Please reproduce every record, keeping each one exactly as written.
[START Supplied material]
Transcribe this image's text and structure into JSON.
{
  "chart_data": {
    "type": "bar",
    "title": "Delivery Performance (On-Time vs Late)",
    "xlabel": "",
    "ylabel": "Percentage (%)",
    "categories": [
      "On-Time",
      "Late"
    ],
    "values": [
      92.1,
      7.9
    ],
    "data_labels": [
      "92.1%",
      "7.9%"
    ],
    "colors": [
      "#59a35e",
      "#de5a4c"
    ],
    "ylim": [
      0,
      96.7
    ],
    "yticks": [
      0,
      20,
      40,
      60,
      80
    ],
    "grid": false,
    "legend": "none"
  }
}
[END Supplied material]
**Solution for this problem:**
Transcribe this image's text and structure into JSON.
{
  "chart_data": {
    "type": "bar",
    "title": "Delivery Performance (On-Time vs Late)",
    "xlabel": "",
    "ylabel": "Percentage (%)",
    "categories": [
      "On-Time",
      "Late"
    ],
    "values": [
      92.1,
      7.9
    ],
    "data_labels": [
      "92.1%",
      "7.9%"
    ],
    "colors": [
      "#59a35e",
      "#de5a4c"
    ],
    "ylim": [
      0,
      96.7
    ],
    "yticks": [
      0,
      20,
      40,
      60,
      80
    ],
    "grid": false,
    "legend": "none"
  }
}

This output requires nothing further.